-- Begin --

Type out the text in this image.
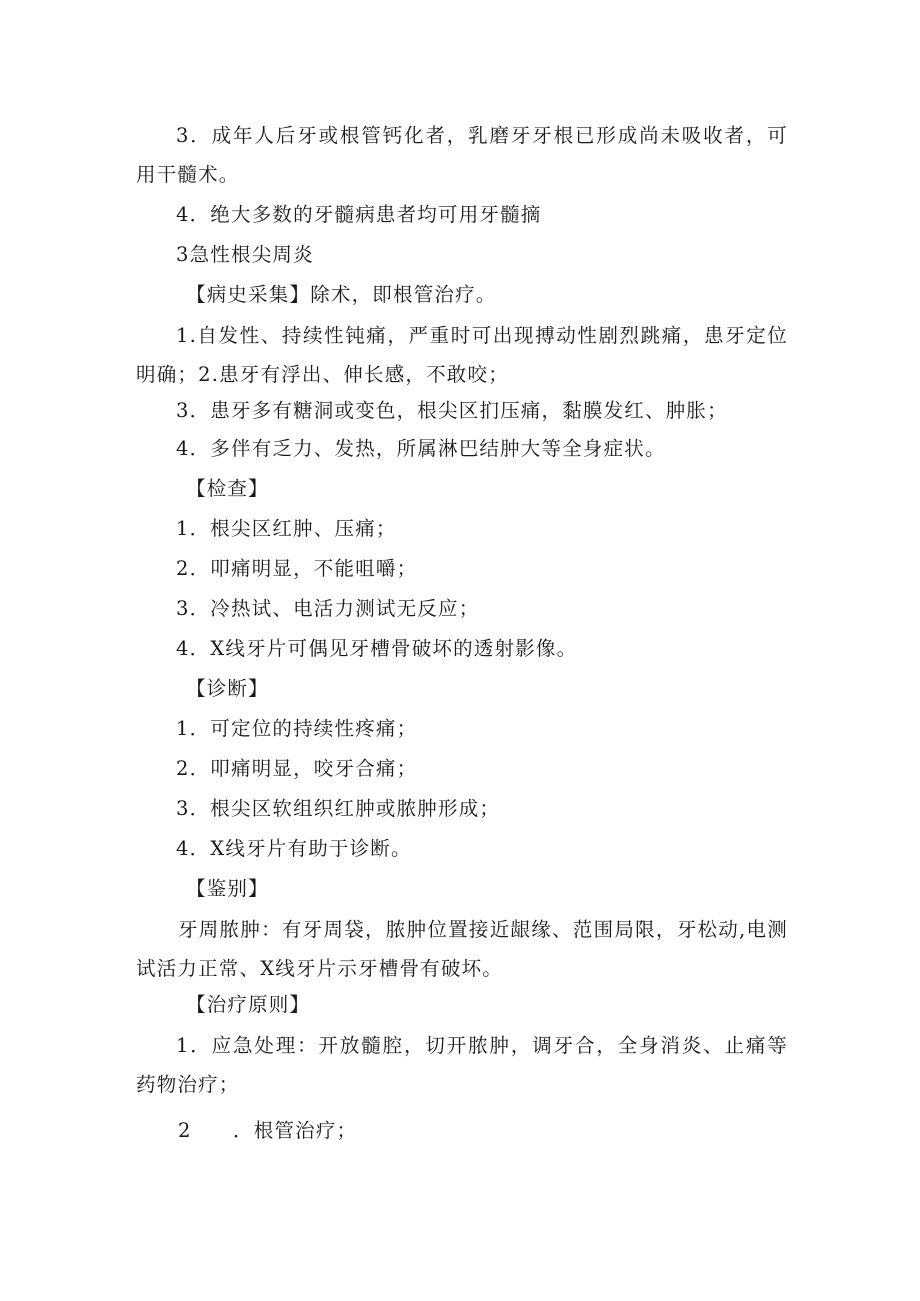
3．成年人后牙或根管钙化者，乳磨牙牙根已形成尚未吸收者，可用干髓术。
4．绝大多数的牙髓病患者均可用牙髓摘
3急性根尖周炎
【病史采集】除术，即根管治疗。
1.自发性、持续性钝痛，严重时可出现搏动性剧烈跳痛，患牙定位明确；2.患牙有浮出、伸长感，不敢咬；
3．患牙多有糖洞或变色，根尖区扪压痛，黏膜发红、肿胀；
4．多伴有乏力、发热，所属淋巴结肿大等全身症状。
【检查】
1．根尖区红肿、压痛；
2．叩痛明显，不能咀嚼；
3．冷热试、电活力测试无反应；
4．X线牙片可偶见牙槽骨破坏的透射影像。
【诊断】
1．可定位的持续性疼痛；
2．叩痛明显，咬牙合痛；
3．根尖区软组织红肿或脓肿形成；
4．X线牙片有助于诊断。
【鉴别】
牙周脓肿：有牙周袋，脓肿位置接近龈缘、范围局限，牙松动,电测试活力正常、X线牙片示牙槽骨有破坏。
【治疗原则】
1．应急处理：开放髓腔，切开脓肿，调牙合，全身消炎、止痛等药物治疗；
2　　．根管治疗；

-- End --

Omit every picture while copying the listing above exactly.

**ANSWER FOR THE TASK**
Type out the text in this image.
3．成年人后牙或根管钙化者，乳磨牙牙根已形成尚未吸收者，可用干髓术。
4．绝大多数的牙髓病患者均可用牙髓摘
3急性根尖周炎
【病史采集】除术，即根管治疗。
1.自发性、持续性钝痛，严重时可出现搏动性剧烈跳痛，患牙定位明确；2.患牙有浮出、伸长感，不敢咬；
3．患牙多有糖洞或变色，根尖区扪压痛，黏膜发红、肿胀；
4．多伴有乏力、发热，所属淋巴结肿大等全身症状。
【检查】
1．根尖区红肿、压痛；
2．叩痛明显，不能咀嚼；
3．冷热试、电活力测试无反应；
4．X线牙片可偶见牙槽骨破坏的透射影像。
【诊断】
1．可定位的持续性疼痛；
2．叩痛明显，咬牙合痛；
3．根尖区软组织红肿或脓肿形成；
4．X线牙片有助于诊断。
【鉴别】
牙周脓肿：有牙周袋，脓肿位置接近龈缘、范围局限，牙松动,电测试活力正常、X线牙片示牙槽骨有破坏。
【治疗原则】
1．应急处理：开放髓腔，切开脓肿，调牙合，全身消炎、止痛等药物治疗；
2　　．根管治疗；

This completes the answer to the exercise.